Quote, word for word, only the lines running from the line with "Type out the text in this image." through the end of the listing. Leave out the pictures.

--- START ---

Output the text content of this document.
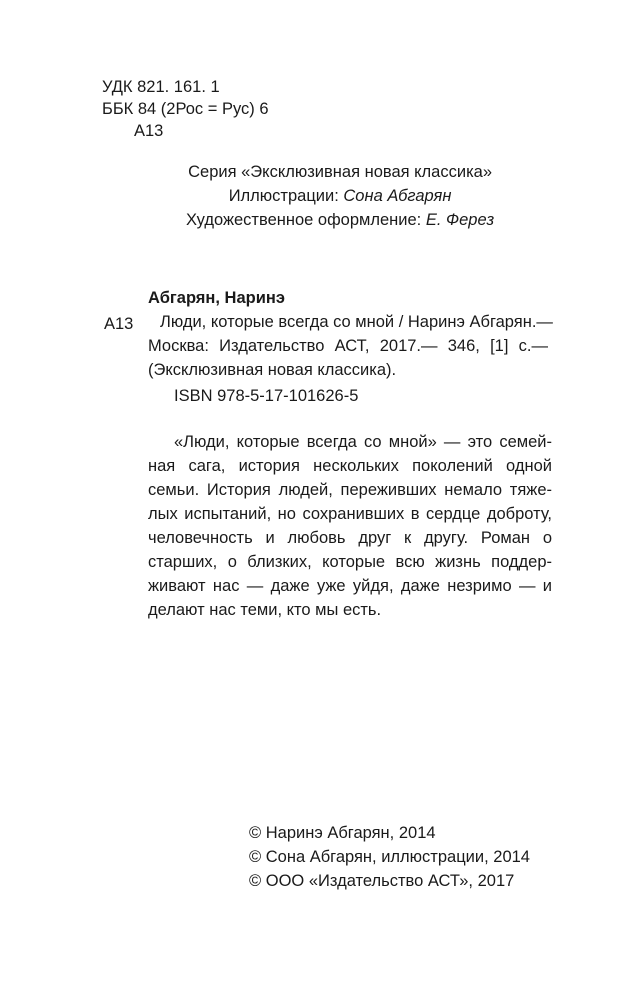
УДК 821. 161. 1
ББК 84 (2Рос = Рус) 6
А13
Серия «Эксклюзивная новая классика»
Иллюстрации: Сона Абгарян
Художественное оформление: Е. Ферез
Абгарян, Наринэ
А13	Люди, которые всегда со мной / Наринэ Абгарян.—
Москва: Издательство АСТ, 2017.— 346, [1] с.—
(Эксклюзивная новая классика).
ISBN 978-5-17-101626-5
«Люди, которые всегда со мной» — это семей-
ная сага, история нескольких поколений одной
семьи. История людей, переживших немало тяже-
лых испытаний, но сохранивших в сердце доброту,
человечность и любовь друг к другу. Роман о
старших, о близких, которые всю жизнь поддер-
живают нас — даже уже уйдя, даже незримо — и
делают нас теми, кто мы есть.
© Наринэ Абгарян, 2014
© Сона Абгарян, иллюстрации, 2014
© ООО «Издательство АСТ», 2017
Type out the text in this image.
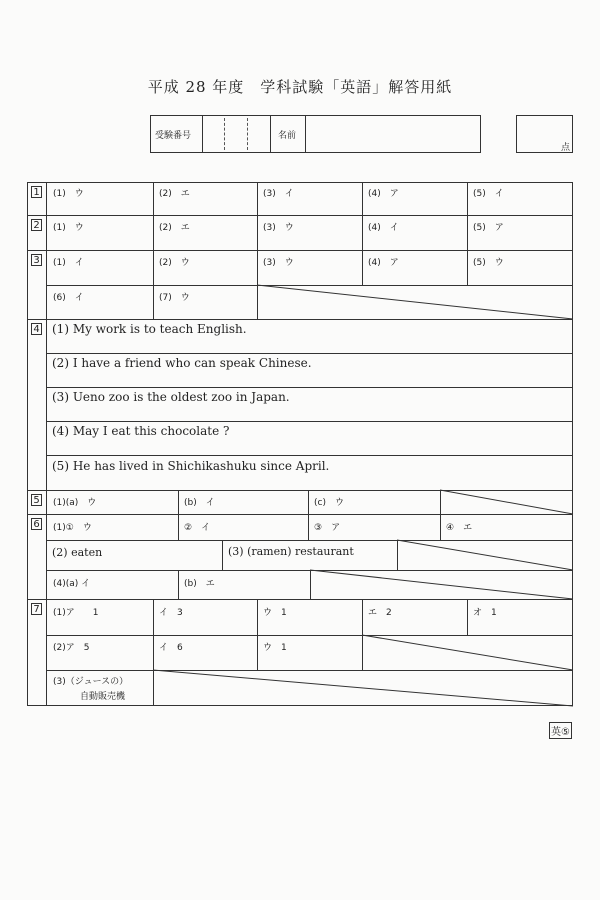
平成 28 年度　学科試験「英語」解答用紙
受験番号	名前
点
1 (1)　ウ	(2)　エ	(3)　イ	(4)　ア	(5)　イ
2 (1)　ウ	(2)　エ	(3)　ウ	(4)　イ	(5)　ア
3 (1)　イ	(2)　ウ	(3)　ウ	(4)　ア	(5)　ウ
(6)　イ	(7)　ウ
4 (1) My work is to teach English.
(2) I have a friend who can speak Chinese.
(3) Ueno zoo is the oldest zoo in Japan.
(4) May I eat this chocolate ?
(5) He has lived in Shichikashuku since April.
5 (1)(a)　ウ	(b)　イ	(c)　ウ
6 (1)①　ウ	②　イ	③　ア	④　エ
(2) eaten	(3) (ramen) restaurant
(4)(a) イ	(b)　エ
7 (1)ア　　1	イ　3	ウ　1	エ　2	オ　1
(2)ア　5	イ　6	ウ　1
(3)（ジュースの）
自動販売機
英⑤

--- END ---

■ EXERCISE RESPONSE ■
Type out the text in this image.
平成 28 年度　学科試験「英語」解答用紙
受験番号	名前
点
1 (1)　ウ	(2)　エ	(3)　イ	(4)　ア	(5)　イ
2 (1)　ウ	(2)　エ	(3)　ウ	(4)　イ	(5)　ア
3 (1)　イ	(2)　ウ	(3)　ウ	(4)　ア	(5)　ウ
(6)　イ	(7)　ウ
4 (1) My work is to teach English.
(2) I have a friend who can speak Chinese.
(3) Ueno zoo is the oldest zoo in Japan.
(4) May I eat this chocolate ?
(5) He has lived in Shichikashuku since April.
5 (1)(a)　ウ	(b)　イ	(c)　ウ
6 (1)①　ウ	②　イ	③　ア	④　エ
(2) eaten	(3) (ramen) restaurant
(4)(a) イ	(b)　エ
7 (1)ア　　1	イ　3	ウ　1	エ　2	オ　1
(2)ア　5	イ　6	ウ　1
(3)（ジュースの）
自動販売機
英⑤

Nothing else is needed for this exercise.